• **INFORMATION SUPPLIED**
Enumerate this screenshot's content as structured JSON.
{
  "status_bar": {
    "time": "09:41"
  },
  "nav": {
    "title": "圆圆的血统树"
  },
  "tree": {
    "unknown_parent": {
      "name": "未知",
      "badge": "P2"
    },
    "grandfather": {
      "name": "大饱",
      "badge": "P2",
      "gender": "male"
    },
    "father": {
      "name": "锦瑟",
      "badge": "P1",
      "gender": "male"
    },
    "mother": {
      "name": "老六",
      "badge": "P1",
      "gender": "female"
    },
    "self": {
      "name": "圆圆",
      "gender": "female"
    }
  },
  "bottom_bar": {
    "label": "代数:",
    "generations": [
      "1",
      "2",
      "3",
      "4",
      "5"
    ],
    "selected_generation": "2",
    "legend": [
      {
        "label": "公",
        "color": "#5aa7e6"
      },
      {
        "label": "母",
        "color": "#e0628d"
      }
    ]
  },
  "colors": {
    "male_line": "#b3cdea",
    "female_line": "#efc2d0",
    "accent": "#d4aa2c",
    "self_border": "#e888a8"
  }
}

• **WRITTEN REQUEST**
Type out the whole listing above again, exactly as it stands.

• **TASK OUTPUT**
Enumerate this screenshot's content as structured JSON.
{
  "status_bar": {
    "time": "09:41"
  },
  "nav": {
    "title": "圆圆的血统树"
  },
  "tree": {
    "unknown_parent": {
      "name": "未知",
      "badge": "P2"
    },
    "grandfather": {
      "name": "大饱",
      "badge": "P2",
      "gender": "male"
    },
    "father": {
      "name": "锦瑟",
      "badge": "P1",
      "gender": "male"
    },
    "mother": {
      "name": "老六",
      "badge": "P1",
      "gender": "female"
    },
    "self": {
      "name": "圆圆",
      "gender": "female"
    }
  },
  "bottom_bar": {
    "label": "代数:",
    "generations": [
      "1",
      "2",
      "3",
      "4",
      "5"
    ],
    "selected_generation": "2",
    "legend": [
      {
        "label": "公",
        "color": "#5aa7e6"
      },
      {
        "label": "母",
        "color": "#e0628d"
      }
    ]
  },
  "colors": {
    "male_line": "#b3cdea",
    "female_line": "#efc2d0",
    "accent": "#d4aa2c",
    "self_border": "#e888a8"
  }
}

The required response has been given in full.